### TEXT SECTION
Many experiences in his police career were "an eye-opener" for a Midwest native whose got his start in law enforcement as a LeClaire police dispatcher in 1976. He then moved into a patrol position and became LeClaire's chief in the early 1980s. In 1984, he was looking for a career change before marrying his wife Lisa Strobbe of LeClaire and relocating to Phoenix. There, he first joined the Maricopa County Sheriff's Department before establishing residency in Phoenix and accepting a job with the Phoenix Police Department in 1985.
Donegan ended his career with Phoenix in patrol and supervising a unit of 10 patrol officers. "I had talked to a lot of guys who said they should not have retired," he recalled. "So my last year I returned to a precinct station... and spent time out on the street. When it was time for me to leave, my career was full circle."
Retired since 2010, Donegan said "I wasn't keeping notes with the idea of writing a book." But his book project evolved as part of his next stage of life, he added.
Friends who read the rough drafts of his book commented 'Oh my gosh, I can't believe you did all this,' he said. "It's a fictional story, but a lot of things you read and think 'this really happened.' I put in enough fluff so I don't get anyone suing me."
A graduate of the then St. Ambrose College, Davenport, Donegan is a native of the Franklin Park area in Chicago. He and his wife Lisa have been married 35 years and have three daughters and four granddaughters.
In retirement, he also now is the managing partner of Golf and Charity, an annual golf tournament that raises money for a variety of charities including his parish St. Vincent de Paul Phoenix; E3 Africa, which provides housing and education for orphaned children in Uganda; Charity Meals of Joy; and a scholarship fund through Homeless Youth Connection, which helps house and educate teenagers living on the street.

### STORED DATA
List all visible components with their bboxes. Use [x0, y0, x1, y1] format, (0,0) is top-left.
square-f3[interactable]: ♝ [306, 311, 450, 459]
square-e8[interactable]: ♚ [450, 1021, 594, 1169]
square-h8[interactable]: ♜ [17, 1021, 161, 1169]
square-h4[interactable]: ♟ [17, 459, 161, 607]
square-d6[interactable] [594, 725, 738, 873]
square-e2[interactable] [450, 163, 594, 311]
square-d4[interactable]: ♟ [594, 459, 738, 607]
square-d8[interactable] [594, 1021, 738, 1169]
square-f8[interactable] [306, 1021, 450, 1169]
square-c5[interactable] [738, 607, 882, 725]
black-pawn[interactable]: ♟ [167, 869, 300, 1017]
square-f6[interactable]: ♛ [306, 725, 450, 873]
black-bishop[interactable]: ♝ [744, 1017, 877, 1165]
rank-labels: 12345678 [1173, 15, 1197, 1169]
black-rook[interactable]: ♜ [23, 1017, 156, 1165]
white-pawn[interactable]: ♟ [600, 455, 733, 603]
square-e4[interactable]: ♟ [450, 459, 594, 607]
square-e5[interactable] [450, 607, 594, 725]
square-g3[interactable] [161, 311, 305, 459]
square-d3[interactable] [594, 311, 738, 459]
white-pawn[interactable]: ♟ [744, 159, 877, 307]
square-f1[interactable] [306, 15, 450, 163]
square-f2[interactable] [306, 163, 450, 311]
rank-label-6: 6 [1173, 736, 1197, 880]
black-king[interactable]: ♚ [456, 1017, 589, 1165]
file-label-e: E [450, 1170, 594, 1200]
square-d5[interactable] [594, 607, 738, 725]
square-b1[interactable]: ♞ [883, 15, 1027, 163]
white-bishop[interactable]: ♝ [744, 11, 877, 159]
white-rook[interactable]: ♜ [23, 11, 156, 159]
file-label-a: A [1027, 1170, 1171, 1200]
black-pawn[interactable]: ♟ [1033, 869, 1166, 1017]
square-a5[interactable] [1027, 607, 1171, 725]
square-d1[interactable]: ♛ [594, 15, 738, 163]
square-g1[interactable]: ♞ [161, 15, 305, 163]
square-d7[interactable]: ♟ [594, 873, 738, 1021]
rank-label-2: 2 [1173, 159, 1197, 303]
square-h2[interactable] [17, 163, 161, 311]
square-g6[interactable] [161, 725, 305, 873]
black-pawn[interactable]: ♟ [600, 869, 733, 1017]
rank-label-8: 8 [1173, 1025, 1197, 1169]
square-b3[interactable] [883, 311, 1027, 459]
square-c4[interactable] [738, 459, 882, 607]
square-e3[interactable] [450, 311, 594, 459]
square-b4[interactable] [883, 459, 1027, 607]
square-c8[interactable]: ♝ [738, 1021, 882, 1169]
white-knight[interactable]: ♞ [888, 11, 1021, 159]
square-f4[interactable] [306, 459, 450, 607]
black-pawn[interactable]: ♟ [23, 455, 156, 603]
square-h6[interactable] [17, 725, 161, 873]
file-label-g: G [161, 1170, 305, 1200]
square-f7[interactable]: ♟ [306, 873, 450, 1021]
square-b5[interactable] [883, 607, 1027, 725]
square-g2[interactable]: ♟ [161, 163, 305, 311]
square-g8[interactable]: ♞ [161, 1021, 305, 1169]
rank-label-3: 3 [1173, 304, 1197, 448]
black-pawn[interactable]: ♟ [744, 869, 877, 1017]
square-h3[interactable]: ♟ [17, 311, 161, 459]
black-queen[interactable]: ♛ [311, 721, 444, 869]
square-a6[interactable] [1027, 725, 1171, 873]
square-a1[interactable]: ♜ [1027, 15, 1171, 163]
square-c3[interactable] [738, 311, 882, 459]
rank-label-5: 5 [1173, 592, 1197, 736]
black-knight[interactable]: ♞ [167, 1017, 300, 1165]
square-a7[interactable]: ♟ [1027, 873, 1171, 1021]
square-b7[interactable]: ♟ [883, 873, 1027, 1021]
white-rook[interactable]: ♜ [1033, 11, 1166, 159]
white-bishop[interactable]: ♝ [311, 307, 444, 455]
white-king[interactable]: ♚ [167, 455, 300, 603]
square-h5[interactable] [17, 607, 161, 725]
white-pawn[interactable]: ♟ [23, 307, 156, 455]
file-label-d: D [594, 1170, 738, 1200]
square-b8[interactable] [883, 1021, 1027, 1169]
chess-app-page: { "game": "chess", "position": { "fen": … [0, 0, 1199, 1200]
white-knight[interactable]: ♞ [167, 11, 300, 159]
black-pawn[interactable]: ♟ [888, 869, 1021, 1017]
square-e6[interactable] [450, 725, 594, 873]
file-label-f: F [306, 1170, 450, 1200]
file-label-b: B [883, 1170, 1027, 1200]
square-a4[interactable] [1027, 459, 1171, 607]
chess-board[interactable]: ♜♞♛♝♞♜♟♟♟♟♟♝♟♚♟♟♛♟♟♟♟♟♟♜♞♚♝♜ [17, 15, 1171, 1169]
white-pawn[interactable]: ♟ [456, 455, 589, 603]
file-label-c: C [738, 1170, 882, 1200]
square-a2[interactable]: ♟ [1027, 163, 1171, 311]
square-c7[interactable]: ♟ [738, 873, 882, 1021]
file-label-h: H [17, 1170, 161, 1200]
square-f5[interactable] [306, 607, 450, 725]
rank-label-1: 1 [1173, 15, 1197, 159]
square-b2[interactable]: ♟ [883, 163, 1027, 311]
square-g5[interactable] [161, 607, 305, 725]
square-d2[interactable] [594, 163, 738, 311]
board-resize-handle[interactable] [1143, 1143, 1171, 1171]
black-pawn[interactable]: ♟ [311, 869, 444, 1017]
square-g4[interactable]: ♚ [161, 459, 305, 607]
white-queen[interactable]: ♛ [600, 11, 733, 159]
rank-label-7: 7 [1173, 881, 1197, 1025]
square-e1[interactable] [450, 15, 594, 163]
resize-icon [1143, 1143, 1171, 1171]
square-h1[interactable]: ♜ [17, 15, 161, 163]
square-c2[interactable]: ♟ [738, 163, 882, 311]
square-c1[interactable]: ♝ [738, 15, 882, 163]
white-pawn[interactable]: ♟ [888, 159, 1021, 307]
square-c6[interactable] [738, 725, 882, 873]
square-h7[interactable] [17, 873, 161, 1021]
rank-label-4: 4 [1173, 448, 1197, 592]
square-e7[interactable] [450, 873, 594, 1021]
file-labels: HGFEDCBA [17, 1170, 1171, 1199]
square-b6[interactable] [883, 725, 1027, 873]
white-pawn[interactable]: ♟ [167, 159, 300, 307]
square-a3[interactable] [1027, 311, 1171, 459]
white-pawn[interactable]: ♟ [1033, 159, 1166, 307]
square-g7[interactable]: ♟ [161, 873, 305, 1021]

### GIVEN INSTRUCTION
Please retype the part of the Donegan profile that begins at the words "Friends who read" and stops after "and four granddaughters.", word for word.

### SOLUTION TO THE PROBLEM
Friends who read the rough drafts of his book commented 'Oh my gosh, I can't believe you did all this,' he said. "It's a fictional story, but a lot of things you read and think 'this really happened.' I put in enough fluff so I don't get anyone suing me."
A graduate of the then St. Ambrose College, Davenport, Donegan is a native of the Franklin Park area in Chicago. He and his wife Lisa have been married 35 years and have three daughters and four granddaughters.